=== HOW TO COMPLETE THIS TASK ===
Exclude the pictures and retype the entries as written.

=== MATERIAL SHOWN ===
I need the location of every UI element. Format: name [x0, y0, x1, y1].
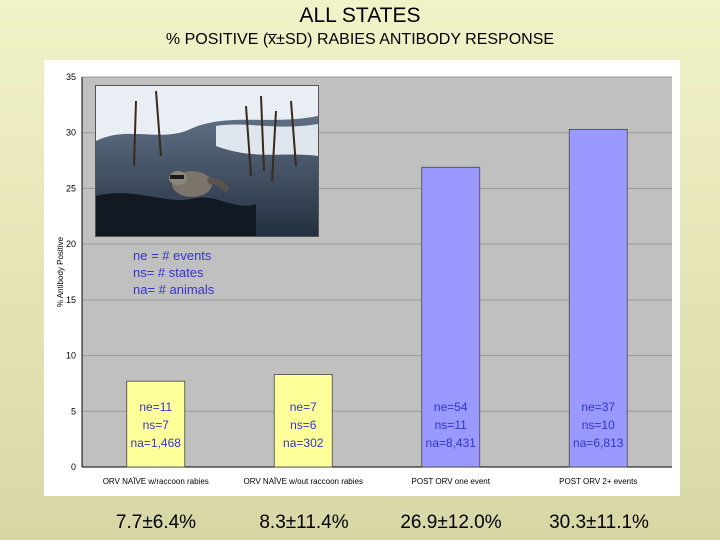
x-tick-label: POST ORV one event	[412, 477, 491, 486]
legend-box: ne = # events ns= # states na= # animals	[133, 247, 214, 298]
bar-count-label: ne=37	[581, 400, 615, 414]
summary-label: 26.9±12.0%	[400, 512, 502, 533]
y-tick-label: 10	[66, 351, 76, 361]
x-tick-label: ORV NAÏVE w/out raccoon rabies	[244, 477, 363, 486]
bar-count-label: ne=7	[290, 400, 317, 414]
summary-label: 30.3±11.1%	[549, 512, 649, 533]
bar-count-label: ne=54	[434, 400, 468, 414]
bar-count-label: na=8,431	[426, 436, 477, 450]
legend-line: ns= # states	[133, 265, 204, 280]
x-tick-label: POST ORV 2+ events	[559, 477, 637, 486]
y-tick-label: 15	[66, 295, 76, 305]
summary-label: 7.7±6.4%	[115, 512, 197, 533]
y-tick-label: 20	[66, 239, 76, 249]
chart-subtitle: % POSITIVE (x̅±SD) RABIES ANTIBODY RESPO…	[165, 31, 555, 48]
bar-count-label: na=302	[283, 436, 324, 450]
bar-count-label: ns=7	[143, 418, 170, 432]
legend-line: na= # animals	[133, 282, 215, 297]
y-tick-label: 35	[66, 72, 76, 82]
bar	[421, 166, 481, 468]
bar-count-label: ns=6	[290, 418, 317, 432]
bar-count-label: na=6,813	[573, 436, 624, 450]
y-tick-label: 25	[66, 183, 76, 193]
y-tick-label: 30	[66, 128, 76, 138]
y-tick-label: 0	[71, 462, 76, 472]
bar-count-label: na=1,468	[131, 436, 182, 450]
bar-count-label: ns=10	[582, 418, 615, 432]
summary-label: 8.3±11.4%	[259, 512, 349, 533]
bar-count-label: ns=11	[435, 418, 467, 432]
chart-title: ALL STATES	[299, 4, 421, 27]
x-tick-label: ORV NAÏVE w/raccoon rabies	[103, 477, 209, 486]
bar	[126, 380, 186, 468]
bar-count-label: ne=11	[139, 400, 172, 414]
bar	[568, 128, 628, 468]
legend-line: ne = # events	[133, 248, 212, 263]
raccoon-photo	[95, 85, 319, 237]
bar	[273, 374, 333, 468]
y-tick-label: 5	[71, 406, 76, 416]
y-axis-label: % Antibody Positive	[56, 236, 65, 307]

=== EXERCISE ANSWER ===
I need the location of every UI element. Format: name [x0, y0, x1, y1].
x-tick-label: POST ORV one event	[412, 477, 491, 486]
legend-box: ne = # events ns= # states na= # animals	[133, 247, 214, 298]
bar-count-label: ne=37	[581, 400, 615, 414]
summary-label: 26.9±12.0%	[400, 512, 502, 533]
y-tick-label: 10	[66, 351, 76, 361]
x-tick-label: ORV NAÏVE w/out raccoon rabies	[244, 477, 363, 486]
bar-count-label: ne=7	[290, 400, 317, 414]
summary-label: 30.3±11.1%	[549, 512, 649, 533]
bar-count-label: ne=54	[434, 400, 468, 414]
bar-count-label: na=8,431	[426, 436, 477, 450]
legend-line: ns= # states	[133, 265, 204, 280]
x-tick-label: POST ORV 2+ events	[559, 477, 637, 486]
y-tick-label: 15	[66, 295, 76, 305]
summary-label: 7.7±6.4%	[115, 512, 197, 533]
y-tick-label: 20	[66, 239, 76, 249]
chart-subtitle: % POSITIVE (x̅±SD) RABIES ANTIBODY RESPO…	[165, 31, 555, 48]
bar-count-label: na=302	[283, 436, 324, 450]
bar-count-label: ns=7	[143, 418, 170, 432]
legend-line: na= # animals	[133, 282, 215, 297]
y-tick-label: 35	[66, 72, 76, 82]
bar	[421, 166, 481, 468]
bar-count-label: ns=6	[290, 418, 317, 432]
bar-count-label: na=6,813	[573, 436, 624, 450]
y-tick-label: 25	[66, 183, 76, 193]
y-tick-label: 30	[66, 128, 76, 138]
y-tick-label: 0	[71, 462, 76, 472]
bar-count-label: na=1,468	[131, 436, 182, 450]
bar-count-label: ns=10	[582, 418, 615, 432]
summary-label: 8.3±11.4%	[259, 512, 349, 533]
bar-count-label: ns=11	[435, 418, 467, 432]
chart-title: ALL STATES	[299, 4, 421, 27]
x-tick-label: ORV NAÏVE w/raccoon rabies	[103, 477, 209, 486]
bar	[126, 380, 186, 468]
bar-count-label: ne=11	[139, 400, 172, 414]
bar	[568, 128, 628, 468]
legend-line: ne = # events	[133, 248, 212, 263]
raccoon-photo	[95, 85, 319, 237]
bar	[273, 374, 333, 468]
y-tick-label: 5	[71, 406, 76, 416]
y-axis-label: % Antibody Positive	[56, 236, 65, 307]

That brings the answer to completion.